ENTRIES |
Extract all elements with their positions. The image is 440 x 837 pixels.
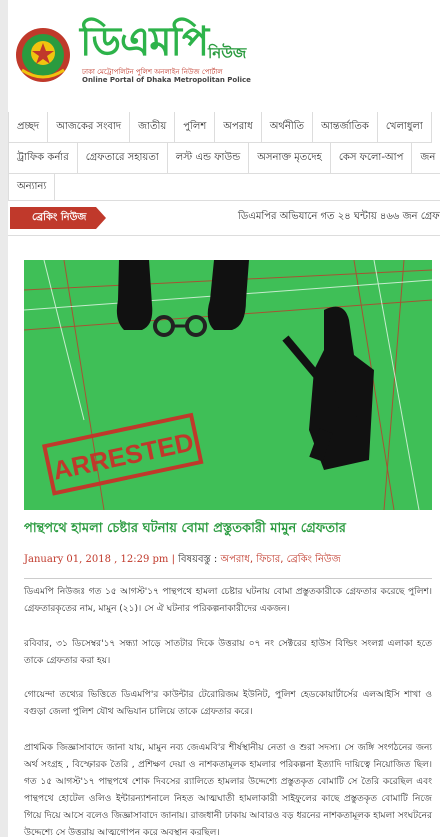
nav-item-arrest-help[interactable]: গ্রেফতারে সহায়তা [78,143,168,173]
nav-item-today[interactable]: আজকের সংবাদ [48,112,131,142]
nav-item-national[interactable]: জাতীয় [130,112,176,142]
nav-item-lost-found[interactable]: লস্ট এন্ড ফাউন্ড [168,143,250,173]
hero-image: ARRESTED [24,260,432,510]
article-paragraph-3: গোয়েন্দা তথ্যের ভিত্তিতে ডিএমপি'র কাউন্… [24,690,432,717]
nav-row-1: প্রচ্ছদ আজকের সংবাদ জাতীয় পুলিশ অপরাধ অ… [8,112,432,143]
brand-tagline-en: Online Portal of Dhaka Metropolitan Poli… [82,76,251,84]
article-categories[interactable]: অপরাধ, ফিচার, ব্রেকিং নিউজ [220,554,340,565]
nav-item-crime[interactable]: অপরাধ [215,112,262,142]
nav-item-economy[interactable]: অর্থনীতি [262,112,314,142]
page: ডিএমপি নিউজ ঢাকা মেট্রোপলিটন পুলিশ অনলাই… [8,0,440,837]
nav-item-others[interactable]: অন্যান্য [8,174,56,200]
nav-item-unidentified[interactable]: অসনাক্ত মৃতদেহ [249,143,331,173]
nav-item-more-2[interactable]: জন [412,143,440,173]
nav-item-case-followup[interactable]: কেস ফলো-আপ [331,143,413,173]
breaking-news-ticker[interactable]: ডিএমপির অভিযানে গত ২৪ ঘন্টায় ৪৬৬ জন গ্র… [238,209,440,226]
nav-item-traffic[interactable]: ট্রাফিক কর্নার [8,143,78,173]
site-header: ডিএমপি নিউজ ঢাকা মেট্রোপলিটন পুলিশ অনলাই… [8,0,440,104]
breaking-news-label: ব্রেকিং নিউজ [10,207,106,229]
brand-news-label: নিউজ [208,44,247,62]
article-paragraph-2: রবিবার, ৩১ ডিসেম্বর'১৭ সন্ধ্যা সাড়ে সাত… [24,639,432,666]
category-label: বিষয়বস্তু : [178,554,221,565]
nav-item-international[interactable]: আন্তর্জাতিক [313,112,378,142]
nav-item-sports[interactable]: খেলাধুলা [378,112,432,142]
article-title[interactable]: পান্থপথে হামলা চেষ্টার ঘটনায় বোমা প্রস্… [24,520,432,538]
nav-item-home[interactable]: প্রচ্ছদ [8,112,49,142]
nav-item-police[interactable]: পুলিশ [175,112,216,142]
article-meta: January 01, 2018 , 12:29 pm | বিষয়বস্তু… [24,552,432,569]
breaking-news-bar: ব্রেকিং নিউজ ডিএমপির অভিযানে গত ২৪ ঘন্টা… [8,200,440,236]
article-paragraph-1: ডিএমপি নিউজঃ গত ১৫ আগস্ট'১৭ পান্থপথে হাম… [24,587,432,614]
article-divider [24,578,432,579]
brand-logo[interactable]: ডিএমপি নিউজ ঢাকা মেট্রোপলিটন পুলিশ অনলাই… [80,19,251,84]
nav-row-3: অন্যান্য [8,174,56,201]
article-date: January 01, 2018 , 12:29 pm [24,554,169,565]
nav-row-2: ট্রাফিক কর্নার গ্রেফতারে সহায়তা লস্ট এন… [8,143,440,174]
dmp-emblem-icon[interactable] [14,26,72,84]
article-paragraph-4: প্রাথমিক জিজ্ঞাসাবাদে জানা যায়, মামুন ন… [24,743,432,837]
brand-name: ডিএমপি [80,19,209,65]
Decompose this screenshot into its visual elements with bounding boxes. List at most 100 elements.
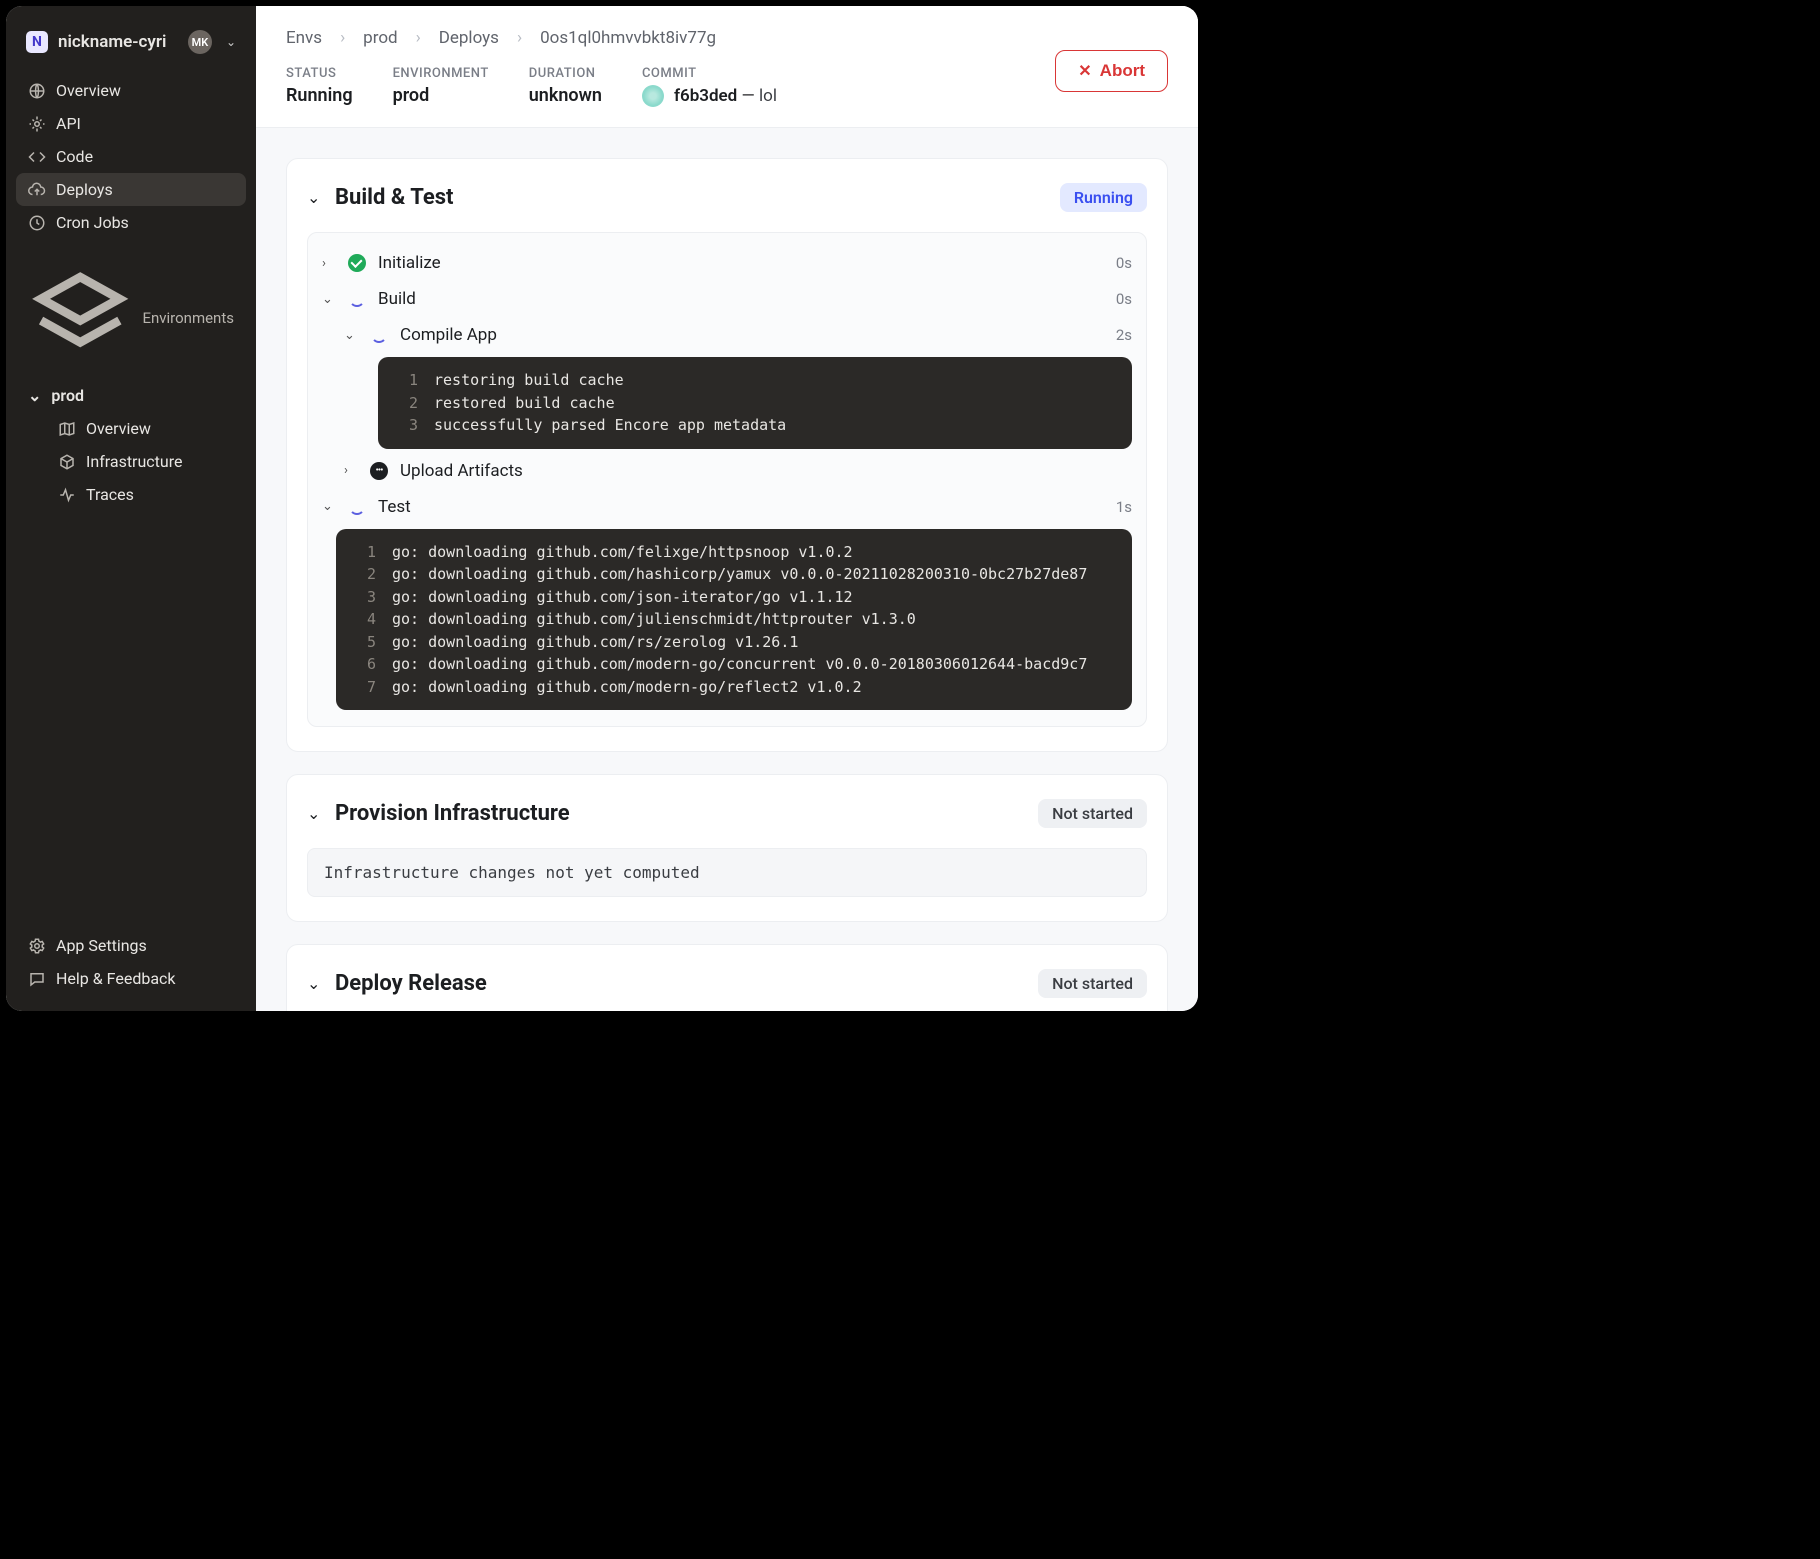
meta-label: DURATION [529,66,602,81]
commit-text: f6b3ded — lol [674,86,777,106]
sidebar: N nickname-cyri MK ⌄ Overview API Code D… [6,6,256,1011]
status-badge: Not started [1038,969,1147,998]
log-line: 3go: downloading github.com/json-iterato… [336,586,1132,609]
status-badge: Running [1060,183,1147,212]
meta-value: Running [286,85,353,106]
chevron-down-icon[interactable]: ⌄ [307,188,323,207]
environments-label: Environments [142,309,234,327]
chevron-right-icon: › [340,28,345,48]
sidebar-item-deploys[interactable]: Deploys [16,173,246,206]
step-label: Compile App [400,325,1104,345]
compile-log: 1restoring build cache2restored build ca… [378,357,1132,449]
user-avatar[interactable]: MK [188,30,212,54]
section-title: Deploy Release [335,971,1026,996]
sidebar-header[interactable]: N nickname-cyri MK ⌄ [6,22,256,74]
chevron-down-icon[interactable]: ⌄ [307,804,323,823]
chevron-down-icon[interactable]: ⌄ [226,35,236,49]
build-steps: › Initialize 0s ⌄ Build 0s ⌄ Co [307,232,1147,727]
step-label: Test [378,497,1104,517]
chat-icon [28,970,46,988]
step-duration: 0s [1116,254,1132,272]
identicon-icon [642,85,664,107]
step-duration: 2s [1116,326,1132,344]
abort-label: Abort [1100,61,1145,81]
env-nav-label: Traces [86,485,134,504]
meta-commit: COMMIT f6b3ded — lol [642,66,777,107]
sidebar-item-label: Overview [56,81,121,100]
meta-duration: DURATION unknown [529,66,602,106]
crumb-deploy-id: 0os1ql0hmvvbkt8iv77g [540,28,716,48]
log-line: 3successfully parsed Encore app metadata [378,414,1132,437]
env-item-prod[interactable]: ⌄ prod [16,379,246,412]
chevron-right-icon[interactable]: › [322,256,336,271]
meta-label: STATUS [286,66,353,81]
plug-icon [28,115,46,133]
spinner-icon [370,326,388,344]
chevron-down-icon[interactable]: ⌄ [307,974,323,993]
meta-label: COMMIT [642,66,777,81]
content-scroll[interactable]: ⌄ Build & Test Running › Initialize 0s ⌄ [256,128,1198,1011]
x-icon: ✕ [1078,61,1091,81]
crumb-deploys[interactable]: Deploys [439,28,499,48]
env-nav-traces[interactable]: Traces [46,478,246,511]
globe-icon [28,82,46,100]
chevron-right-icon[interactable]: › [344,463,358,478]
box-icon [58,453,76,471]
provision-message: Infrastructure changes not yet computed [307,848,1147,897]
sidebar-item-label: Code [56,147,93,166]
breadcrumbs: Envs › prod › Deploys › 0os1ql0hmvvbkt8i… [286,28,1168,48]
sidebar-item-label: Deploys [56,180,113,199]
status-badge: Not started [1038,799,1147,828]
chevron-down-icon[interactable]: ⌄ [322,499,336,514]
log-line: 2restored build cache [378,392,1132,415]
sidebar-item-code[interactable]: Code [16,140,246,173]
sidebar-item-label: Help & Feedback [56,969,176,988]
step-test[interactable]: ⌄ Test 1s [322,489,1132,525]
crumb-envs[interactable]: Envs [286,28,322,48]
app-name: nickname-cyri [58,32,178,52]
meta-value: unknown [529,85,602,106]
sidebar-item-overview[interactable]: Overview [16,74,246,107]
sidebar-item-api[interactable]: API [16,107,246,140]
chevron-right-icon: › [416,28,421,48]
sidebar-item-label: App Settings [56,936,147,955]
deploy-meta: STATUS Running ENVIRONMENT prod DURATION… [286,66,1168,107]
step-duration: 1s [1116,498,1132,516]
chevron-down-icon[interactable]: ⌄ [344,328,358,343]
crumb-prod[interactable]: prod [363,28,397,48]
log-line: 1go: downloading github.com/felixge/http… [336,541,1132,564]
layers-icon [28,264,132,372]
main-content: Envs › prod › Deploys › 0os1ql0hmvvbkt8i… [256,6,1198,1011]
meta-value: prod [393,85,489,106]
spinner-icon [348,498,366,516]
topbar: Envs › prod › Deploys › 0os1ql0hmvvbkt8i… [256,6,1198,128]
env-nav-overview[interactable]: Overview [46,412,246,445]
meta-label: ENVIRONMENT [393,66,489,81]
sidebar-item-label: Cron Jobs [56,213,129,232]
step-initialize[interactable]: › Initialize 0s [322,245,1132,281]
section-title: Build & Test [335,185,1048,210]
log-line: 7go: downloading github.com/modern-go/re… [336,676,1132,699]
log-line: 2go: downloading github.com/hashicorp/ya… [336,563,1132,586]
step-upload-artifacts[interactable]: › ••• Upload Artifacts [322,453,1132,489]
meta-status: STATUS Running [286,66,353,106]
app-badge: N [26,31,48,53]
pending-icon: ••• [370,462,388,480]
step-build[interactable]: ⌄ Build 0s [322,281,1132,317]
env-nav-infra[interactable]: Infrastructure [46,445,246,478]
spinner-icon [348,290,366,308]
sidebar-footer: App Settings Help & Feedback [6,929,256,995]
sidebar-nav: Overview API Code Deploys Cron Jobs [6,74,256,239]
abort-button[interactable]: ✕ Abort [1055,50,1168,92]
step-label: Upload Artifacts [400,461,1132,481]
env-nav-label: Infrastructure [86,452,182,471]
chevron-down-icon[interactable]: ⌄ [322,292,336,307]
sidebar-item-help[interactable]: Help & Feedback [16,962,246,995]
sidebar-item-settings[interactable]: App Settings [16,929,246,962]
gear-icon [28,937,46,955]
step-compile-app[interactable]: ⌄ Compile App 2s [322,317,1132,353]
sidebar-item-cron[interactable]: Cron Jobs [16,206,246,239]
log-line: 6go: downloading github.com/modern-go/co… [336,653,1132,676]
chevron-down-icon: ⌄ [28,386,41,405]
sidebar-environments: Environments ⌄ prod Overview Infrastruct… [6,239,256,515]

TASK PROMPT | Copy out the lines of the entries word for word, starting at the line containing "meta-label: DURATION [529,66,602,81]" and ending at the line containing "log-line: 3go: downloading".

CORRECT ANSWER |
meta-label: DURATION [529,66,602,81]
commit-text: f6b3ded — lol [674,86,777,106]
sidebar: N nickname-cyri MK ⌄ Overview API Code D… [6,6,256,1011]
status-badge: Not started [1038,969,1147,998]
log-line: 3go: downloading github.com/json-iterato… [336,586,1132,609]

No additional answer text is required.